What you need to do:
[1] In the financial statement notes, from which company did Everlast acquire additional properties in the Black Warrior Basin on June 6, 2003?
[2] For each statement below, say whether it agrees with the financial statement notes. (a) Everlast used the full cost method of accounting. (b) CEP hedged about 79% of its expected natural gas sales from currently producing wells from October 2006 to December 2009. (c) The Torch Acquisition had a gross purchase price of $0.7 million.
[3] Retype a part of the financial statement notes: begin at the words "(a) Hedging Activities" and stop after "of natural gas.".

Passage provided:
______

AND EVERLAST ENERGY LLC AND SUBSIDIARIES

 

NOTES TO CONSOLIDATED FINANCIAL STATEMENTS—(Continued)

 

On January 7, 2003, Everlast acquired the Properties from various affiliates of Torch Energy Corporation (the “Torch Acquisition”) for a gross purchase price of $43.0 million, before closing adjustments. Everlast utilized its credit facility to acquire the Properties (see Note 7). All costs were allocated to one amortization pool as Everlast used the full cost method of accounting.

 

On June 6, 2003, Everlast acquired additional properties in the Black Warrior Basin from Energen Resources Corporation. The gross purchase price was $0.7 million, before closing adjustments.

 

(5) DERIVATIVE AND FINANCIAL INSTRUMENTS

 

(a) Hedging Activities

 

CEP has hedged approximately 79% of its expected natural gas sales from currently producing wells from October 2006 to December 2009. The value of its cash flow hedges included in Accumulated other comprehensive income was a net unrealized gain of $14.1 million at September 30, 2006. CEP expects that $0.6 million will be reclassified from Accumulated other comprehensive income to the income statement in the next twelve months. There was approximately $129,000 of income as a result of hedge ineffectiveness for the nine months ended September 30, 2006.

 

(b) Mark-to-Market Activities

 

Everlast entered into various derivative instruments to economically hedge the market price fluctuations of natural gas.

______

Information provided:

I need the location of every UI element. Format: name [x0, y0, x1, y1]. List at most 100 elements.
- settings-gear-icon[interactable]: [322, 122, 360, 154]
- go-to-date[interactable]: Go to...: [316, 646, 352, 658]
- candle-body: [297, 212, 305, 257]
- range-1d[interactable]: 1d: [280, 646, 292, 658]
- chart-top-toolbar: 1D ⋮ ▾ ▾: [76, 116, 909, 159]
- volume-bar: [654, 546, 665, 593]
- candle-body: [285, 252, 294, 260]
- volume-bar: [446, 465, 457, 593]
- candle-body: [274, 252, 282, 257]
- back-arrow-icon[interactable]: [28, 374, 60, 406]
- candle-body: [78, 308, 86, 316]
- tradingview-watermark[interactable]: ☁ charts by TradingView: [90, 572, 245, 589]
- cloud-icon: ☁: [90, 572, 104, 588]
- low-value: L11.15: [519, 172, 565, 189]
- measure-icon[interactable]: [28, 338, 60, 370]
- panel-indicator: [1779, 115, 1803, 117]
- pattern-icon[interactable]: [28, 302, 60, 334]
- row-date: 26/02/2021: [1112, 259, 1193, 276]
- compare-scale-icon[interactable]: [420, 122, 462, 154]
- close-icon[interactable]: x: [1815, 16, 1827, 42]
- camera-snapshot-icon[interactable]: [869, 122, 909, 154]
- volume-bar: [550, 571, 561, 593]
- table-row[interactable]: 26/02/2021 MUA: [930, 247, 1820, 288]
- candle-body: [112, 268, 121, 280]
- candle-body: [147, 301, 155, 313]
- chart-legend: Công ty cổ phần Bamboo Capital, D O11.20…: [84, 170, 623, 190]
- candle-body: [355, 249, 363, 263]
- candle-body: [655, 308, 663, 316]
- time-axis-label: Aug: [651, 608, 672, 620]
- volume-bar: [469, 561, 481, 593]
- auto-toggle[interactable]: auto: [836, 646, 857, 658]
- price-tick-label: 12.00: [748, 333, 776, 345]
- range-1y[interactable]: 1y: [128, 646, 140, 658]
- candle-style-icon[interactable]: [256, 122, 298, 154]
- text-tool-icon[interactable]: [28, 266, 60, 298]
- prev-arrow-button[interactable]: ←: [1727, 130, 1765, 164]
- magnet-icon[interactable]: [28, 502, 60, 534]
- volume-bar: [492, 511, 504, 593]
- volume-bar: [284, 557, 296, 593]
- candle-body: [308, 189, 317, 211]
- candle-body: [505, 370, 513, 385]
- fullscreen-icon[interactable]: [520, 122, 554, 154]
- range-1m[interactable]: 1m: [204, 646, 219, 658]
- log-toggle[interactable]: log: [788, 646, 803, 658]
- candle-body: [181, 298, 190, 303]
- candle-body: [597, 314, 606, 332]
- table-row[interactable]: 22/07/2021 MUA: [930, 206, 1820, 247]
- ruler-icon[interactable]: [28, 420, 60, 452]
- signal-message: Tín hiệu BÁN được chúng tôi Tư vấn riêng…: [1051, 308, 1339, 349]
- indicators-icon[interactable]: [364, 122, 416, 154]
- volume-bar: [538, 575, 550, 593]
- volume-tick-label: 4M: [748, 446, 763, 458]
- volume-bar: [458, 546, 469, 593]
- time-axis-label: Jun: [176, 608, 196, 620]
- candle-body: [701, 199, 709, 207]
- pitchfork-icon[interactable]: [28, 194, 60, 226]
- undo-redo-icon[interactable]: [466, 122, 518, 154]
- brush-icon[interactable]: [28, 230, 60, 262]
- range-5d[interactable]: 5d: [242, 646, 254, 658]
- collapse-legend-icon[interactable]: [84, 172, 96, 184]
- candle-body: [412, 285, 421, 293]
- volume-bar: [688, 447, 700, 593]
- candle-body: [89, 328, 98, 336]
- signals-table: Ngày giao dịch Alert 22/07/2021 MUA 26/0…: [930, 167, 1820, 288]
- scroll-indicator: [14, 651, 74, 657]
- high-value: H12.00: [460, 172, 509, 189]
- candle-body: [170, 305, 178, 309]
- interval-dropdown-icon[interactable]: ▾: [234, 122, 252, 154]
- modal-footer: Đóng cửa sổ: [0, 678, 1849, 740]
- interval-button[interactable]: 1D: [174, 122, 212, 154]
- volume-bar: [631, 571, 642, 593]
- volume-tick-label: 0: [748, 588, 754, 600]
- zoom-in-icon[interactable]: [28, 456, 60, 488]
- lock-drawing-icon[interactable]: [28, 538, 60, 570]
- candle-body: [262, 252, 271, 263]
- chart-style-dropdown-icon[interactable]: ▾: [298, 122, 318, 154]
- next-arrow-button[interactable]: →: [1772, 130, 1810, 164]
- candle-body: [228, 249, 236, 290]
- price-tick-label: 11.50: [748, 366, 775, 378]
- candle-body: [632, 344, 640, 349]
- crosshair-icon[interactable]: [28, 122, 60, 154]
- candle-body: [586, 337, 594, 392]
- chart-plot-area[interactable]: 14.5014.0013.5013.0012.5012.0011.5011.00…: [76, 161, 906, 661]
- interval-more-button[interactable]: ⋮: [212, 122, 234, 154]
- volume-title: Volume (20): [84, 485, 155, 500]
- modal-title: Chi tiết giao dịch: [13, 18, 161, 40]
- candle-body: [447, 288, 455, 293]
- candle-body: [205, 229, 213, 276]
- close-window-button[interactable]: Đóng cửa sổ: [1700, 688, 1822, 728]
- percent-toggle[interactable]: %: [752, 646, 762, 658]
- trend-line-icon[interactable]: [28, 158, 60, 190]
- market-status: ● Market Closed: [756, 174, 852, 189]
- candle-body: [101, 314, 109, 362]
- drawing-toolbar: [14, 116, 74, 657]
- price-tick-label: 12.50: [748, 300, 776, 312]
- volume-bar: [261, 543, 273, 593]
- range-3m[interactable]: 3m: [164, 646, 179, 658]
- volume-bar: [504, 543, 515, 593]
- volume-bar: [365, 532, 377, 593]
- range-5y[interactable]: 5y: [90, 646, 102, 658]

______

The replies:
[1] Energen Resources Corporation

[2]
(a) Yes: "Everlast used the full cost method of accounting."
(b) Yes: "CEP has hedged approximately 79% of its expected natural gas sales from currently producing wells from October 2006 to December 2009."
(c) No: "for a gross purchase price of $43.0 million, before closing adjustments"

[3]
(a) Hedging Activities

 

CEP has hedged approximately 79% of its expected natural gas sales from currently producing wells from October 2006 to December 2009. The value of its cash flow hedges included in Accumulated other comprehensive income was a net unrealized gain of $14.1 million at September 30, 2006. CEP expects that $0.6 million will be reclassified from Accumulated other comprehensive income to the income statement in the next twelve months. There was approximately $129,000 of income as a result of hedge ineffectiveness for the nine months ended September 30, 2006.

 

(b) Mark-to-Market Activities

 

Everlast entered into various derivative instruments to economically hedge the market price fluctuations of natural gas.